Stored items from a collection:

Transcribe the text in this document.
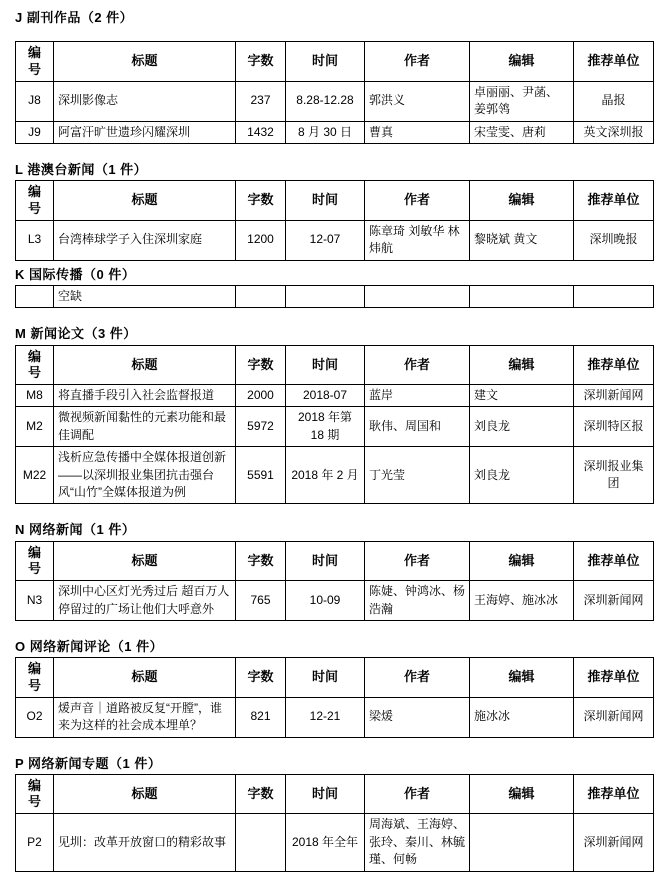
J 副刊作品（2 件）
编号	标题	字数	时间	作者	编辑	推荐单位
J8	深圳影像志	237	8.28-12.28	郭洪义	卓丽丽、尹菡、姜郭鸰	晶报
J9	阿富汗旷世遗珍闪耀深圳	1432	8 月 30 日	曹真	宋莹雯、唐莉	英文深圳报
L 港澳台新闻（1 件）
编号	标题	字数	时间	作者	编辑	推荐单位
L3	台湾棒球学子入住深圳家庭	1200	12-07	陈章琦 刘敏华 林炜航	黎晓斌 黄文	深圳晚报
K 国际传播（0 件）
	空缺					
M 新闻论文（3 件）
编号	标题	字数	时间	作者	编辑	推荐单位
M8	将直播手段引入社会监督报道	2000	2018-07	蓝岸	建文	深圳新闻网
M2	微视频新闻黏性的元素功能和最佳调配	5972	2018 年第 18 期	耿伟、周国和	刘良龙	深圳特区报
M22	浅析应急传播中全媒体报道创新 ——以深圳报业集团抗击强台风“山竹”全媒体报道为例	5591	2018 年 2 月	丁光莹	刘良龙	深圳报业集团
N 网络新闻（1 件）
编号	标题	字数	时间	作者	编辑	推荐单位
N3	深圳中心区灯光秀过后 超百万人停留过的广场让他们大呼意外	765	10-09	陈婕、钟鸿冰、杨浩瀚	王海婷、施冰冰	深圳新闻网
O 网络新闻评论（1 件）
编号	标题	字数	时间	作者	编辑	推荐单位
O2	煖声音｜道路被反复“开膛”，谁来为这样的社会成本埋单？	821	12-21	梁煖	施冰冰	深圳新闻网
P 网络新闻专题（1 件）
编号	标题	字数	时间	作者	编辑	推荐单位
P2	见圳：改革开放窗口的精彩故事		2018 年全年	周海斌、王海婷、张玲、秦川、林毓瑾、何畅		深圳新闻网
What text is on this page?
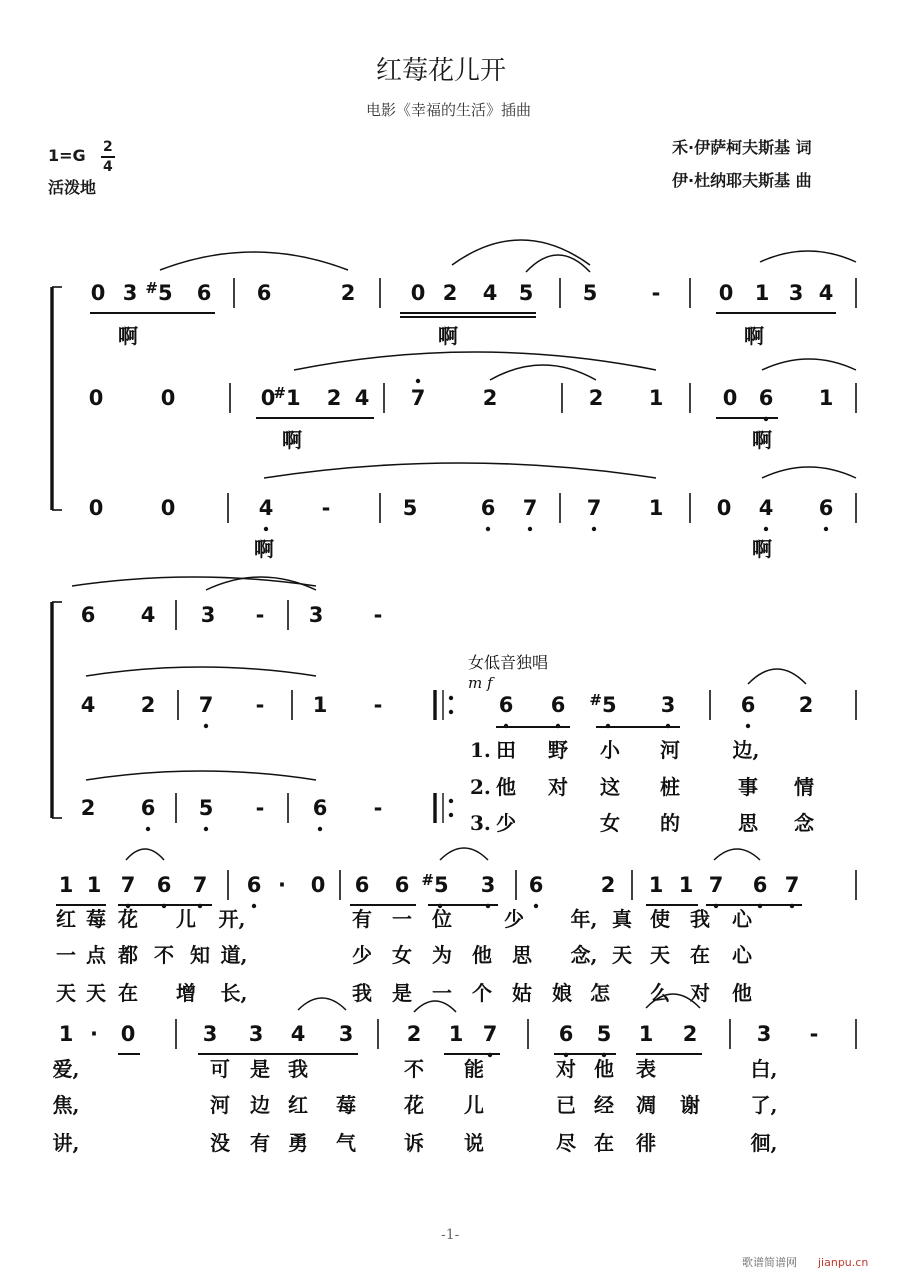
红莓花儿开
电影《幸福的生活》插曲
1=G 2
4
活泼地
禾·伊萨柯夫斯基 词
伊·杜纳耶夫斯基 曲
0 3 #5 6 6	2	0 2 4 5 5	-	0 1 3 4
0	0	0
#1 2 4 7	2	2 1	0 6 1
0	0	4 -	5	6 7 7 1	0 4 6
啊	啊	啊
啊	啊
啊	啊
6 4 3 - 3 -
4 2 7 - 1 -	6 6 #5 3	6 2
2 6 5 - 6 -
女低音独唱
m f
1. 田 野 小 河	边,
2. 他 对 这 桩	事 情
3. 少	女 的	思 念
1 1 7 6 7 6 · 0 6 6 #5 3 6	2 1 1 7 6 7
红 莓 花 儿 开,	有 一 位	少 年, 真 使 我 心
一 点 都 不 知 道,	少 女 为 他 思 念, 天 天 在 心
天 天 在 增 长,	我 是 一 个 姑 娘 怎 么 对 他
1 · 0	3 3 4 3	2 1 7	6 5 1 2	3 -
爱,	可 是 我	不 能	对 他 表	白,
焦,	河 边 红 莓 花 儿	已 经 凋 谢	了,
讲,	没 有 勇 气 诉 说	尽 在 徘	徊,
-1-
歌谱简谱网 jianpu.cn
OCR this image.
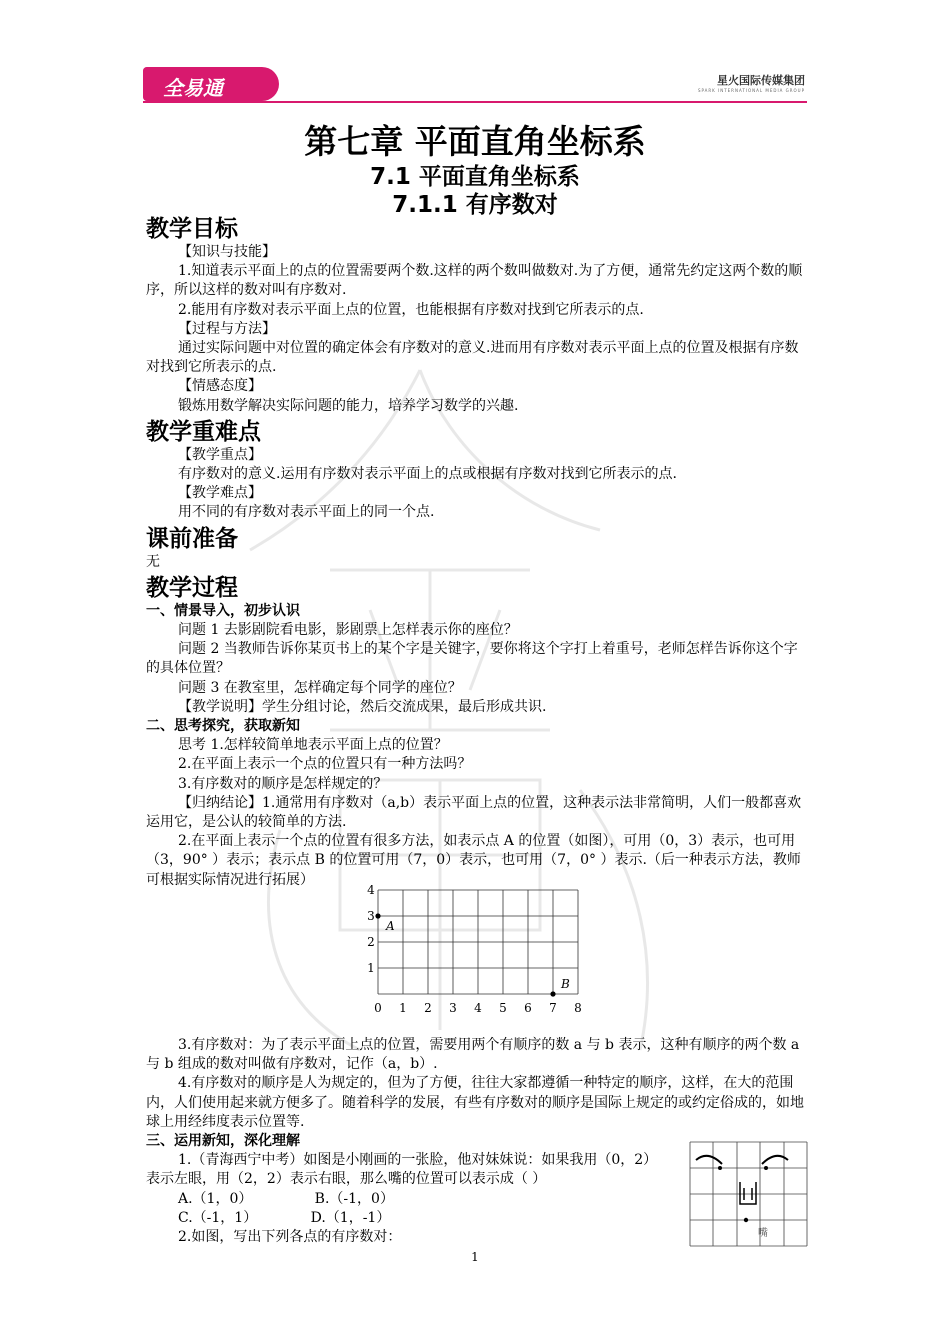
全易通	星火国际传媒集团
SPARK INTERNATIONAL MEDIA GROUP
第七章 平面直角坐标系
7.1 平面直角坐标系
7.1.1 有序数对
教学目标
【知识与技能】
1.知道表示平面上的点的位置需要两个数.这样的两个数叫做数对.为了方便，通常先约定这两个数的顺序，所以这样的数对叫有序数对.
2.能用有序数对表示平面上点的位置，也能根据有序数对找到它所表示的点.
【过程与方法】
通过实际问题中对位置的确定体会有序数对的意义.进而用有序数对表示平面上点的位置及根据有序数对找到它所表示的点.
【情感态度】
锻炼用数学解决实际问题的能力，培养学习数学的兴趣.
教学重难点
【教学重点】
有序数对的意义.运用有序数对表示平面上的点或根据有序数对找到它所表示的点.
【教学难点】
用不同的有序数对表示平面上的同一个点.
课前准备
无
教学过程
一、情景导入，初步认识
问题 1 去影剧院看电影，影剧票上怎样表示你的座位？
问题 2 当教师告诉你某页书上的某个字是关键字，要你将这个字打上着重号，老师怎样告诉你这个字的具体位置？
问题 3 在教室里，怎样确定每个同学的座位？
【教学说明】学生分组讨论，然后交流成果，最后形成共识.
二、思考探究，获取新知
思考 1.怎样较简单地表示平面上点的位置？
2.在平面上表示一个点的位置只有一种方法吗？
3.有序数对的顺序是怎样规定的？
【归纳结论】1.通常用有序数对（a,b）表示平面上点的位置，这种表示法非常简明，人们一般都喜欢运用它，是公认的较简单的方法.
2.在平面上表示一个点的位置有很多方法，如表示点 A 的位置（如图），可用（0，3）表示，也可用（3，90° ）表示；表示点 B 的位置可用（7，0）表示，也可用（7，0° ）表示.（后一种表示方法，教师可根据实际情况进行拓展）
3.有序数对：为了表示平面上点的位置，需要用两个有顺序的数 a 与 b 表示，这种有顺序的两个数 a 与 b 组成的数对叫做有序数对，记作（a，b）.
4.有序数对的顺序是人为规定的，但为了方便，往往大家都遵循一种特定的顺序，这样，在大的范围内，人们使用起来就方便多了。随着科学的发展，有些有序数对的顺序是国际上规定的或约定俗成的，如地球上用经纬度表示位置等.
三、运用新知，深化理解
1.（青海西宁中考）如图是小刚画的一张脸，他对妹妹说：如果我用（0，2）表示左眼，用（2，2）表示右眼，那么嘴的位置可以表示成（ ）
A.（1，0）              B.（-1，0）
C.（-1，1）            D.（1，-1）
2.如图，写出下列各点的有序数对：
0 1 2 3 4 5 6 7 8
1
2
3
4
A
B
嘴
1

**The request**
All of the data above should be transcribed verbatim, with pictures omitted.

**Response for this exercise**
Transcribe the text in this document.
J 副刊作品（2 件）
编号	标题	字数	时间	作者	编辑	推荐单位
J8	深圳影像志	237	8.28-12.28	郭洪义	卓丽丽、尹菡、姜郭鸰	晶报
J9	阿富汗旷世遗珍闪耀深圳	1432	8 月 30 日	曹真	宋莹雯、唐莉	英文深圳报
L 港澳台新闻（1 件）
编号	标题	字数	时间	作者	编辑	推荐单位
L3	台湾棒球学子入住深圳家庭	1200	12-07	陈章琦 刘敏华 林炜航	黎晓斌 黄文	深圳晚报
K 国际传播（0 件）
	空缺					
M 新闻论文（3 件）
编号	标题	字数	时间	作者	编辑	推荐单位
M8	将直播手段引入社会监督报道	2000	2018-07	蓝岸	建文	深圳新闻网
M2	微视频新闻黏性的元素功能和最佳调配	5972	2018 年第 18 期	耿伟、周国和	刘良龙	深圳特区报
M22	浅析应急传播中全媒体报道创新 ——以深圳报业集团抗击强台风“山竹”全媒体报道为例	5591	2018 年 2 月	丁光莹	刘良龙	深圳报业集团
N 网络新闻（1 件）
编号	标题	字数	时间	作者	编辑	推荐单位
N3	深圳中心区灯光秀过后 超百万人停留过的广场让他们大呼意外	765	10-09	陈婕、钟鸿冰、杨浩瀚	王海婷、施冰冰	深圳新闻网
O 网络新闻评论（1 件）
编号	标题	字数	时间	作者	编辑	推荐单位
O2	煖声音｜道路被反复“开膛”，谁来为这样的社会成本埋单？	821	12-21	梁煖	施冰冰	深圳新闻网
P 网络新闻专题（1 件）
编号	标题	字数	时间	作者	编辑	推荐单位
P2	见圳：改革开放窗口的精彩故事		2018 年全年	周海斌、王海婷、张玲、秦川、林毓瑾、何畅		深圳新闻网
What text is on this page?
红莓花儿开
电影《幸福的生活》插曲
1=G 2
4
活泼地
禾·伊萨柯夫斯基 词
伊·杜纳耶夫斯基 曲
0 3 #5 6 6	2	0 2 4 5 5	-	0 1 3 4
0	0	0
#1 2 4 7	2	2 1	0 6 1
0	0	4 -	5	6 7 7 1	0 4 6
啊	啊	啊
啊	啊
啊	啊
6 4 3 - 3 -
4 2 7 - 1 -	6 6 #5 3	6 2
2 6 5 - 6 -
女低音独唱
m f
1. 田 野 小 河	边,
2. 他 对 这 桩	事 情
3. 少	女 的	思 念
1 1 7 6 7 6 · 0 6 6 #5 3 6	2 1 1 7 6 7
红 莓 花 儿 开,	有 一 位	少 年, 真 使 我 心
一 点 都 不 知 道,	少 女 为 他 思 念, 天 天 在 心
天 天 在 增 长,	我 是 一 个 姑 娘 怎 么 对 他
1 · 0	3 3 4 3	2 1 7	6 5 1 2	3 -
爱,	可 是 我	不 能	对 他 表	白,
焦,	河 边 红 莓 花 儿	已 经 凋 谢	了,
讲,	没 有 勇 气 诉 说	尽 在 徘	徊,
-1-
歌谱简谱网 jianpu.cn
OCR this image.
全易通	星火国际传媒集团
SPARK INTERNATIONAL MEDIA GROUP
第七章 平面直角坐标系
7.1 平面直角坐标系
7.1.1 有序数对
教学目标
【知识与技能】
1.知道表示平面上的点的位置需要两个数.这样的两个数叫做数对.为了方便，通常先约定这两个数的顺序，所以这样的数对叫有序数对.
2.能用有序数对表示平面上点的位置，也能根据有序数对找到它所表示的点.
【过程与方法】
通过实际问题中对位置的确定体会有序数对的意义.进而用有序数对表示平面上点的位置及根据有序数对找到它所表示的点.
【情感态度】
锻炼用数学解决实际问题的能力，培养学习数学的兴趣.
教学重难点
【教学重点】
有序数对的意义.运用有序数对表示平面上的点或根据有序数对找到它所表示的点.
【教学难点】
用不同的有序数对表示平面上的同一个点.
课前准备
无
教学过程
一、情景导入，初步认识
问题 1 去影剧院看电影，影剧票上怎样表示你的座位？
问题 2 当教师告诉你某页书上的某个字是关键字，要你将这个字打上着重号，老师怎样告诉你这个字的具体位置？
问题 3 在教室里，怎样确定每个同学的座位？
【教学说明】学生分组讨论，然后交流成果，最后形成共识.
二、思考探究，获取新知
思考 1.怎样较简单地表示平面上点的位置？
2.在平面上表示一个点的位置只有一种方法吗？
3.有序数对的顺序是怎样规定的？
【归纳结论】1.通常用有序数对（a,b）表示平面上点的位置，这种表示法非常简明，人们一般都喜欢运用它，是公认的较简单的方法.
2.在平面上表示一个点的位置有很多方法，如表示点 A 的位置（如图），可用（0，3）表示，也可用（3，90° ）表示；表示点 B 的位置可用（7，0）表示，也可用（7，0° ）表示.（后一种表示方法，教师可根据实际情况进行拓展）
3.有序数对：为了表示平面上点的位置，需要用两个有顺序的数 a 与 b 表示，这种有顺序的两个数 a 与 b 组成的数对叫做有序数对，记作（a，b）.
4.有序数对的顺序是人为规定的，但为了方便，往往大家都遵循一种特定的顺序，这样，在大的范围内，人们使用起来就方便多了。随着科学的发展，有些有序数对的顺序是国际上规定的或约定俗成的，如地球上用经纬度表示位置等.
三、运用新知，深化理解
1.（青海西宁中考）如图是小刚画的一张脸，他对妹妹说：如果我用（0，2）表示左眼，用（2，2）表示右眼，那么嘴的位置可以表示成（ ）
A.（1，0）              B.（-1，0）
C.（-1，1）            D.（1，-1）
2.如图，写出下列各点的有序数对：
0 1 2 3 4 5 6 7 8
1
2
3
4
A
B
嘴
1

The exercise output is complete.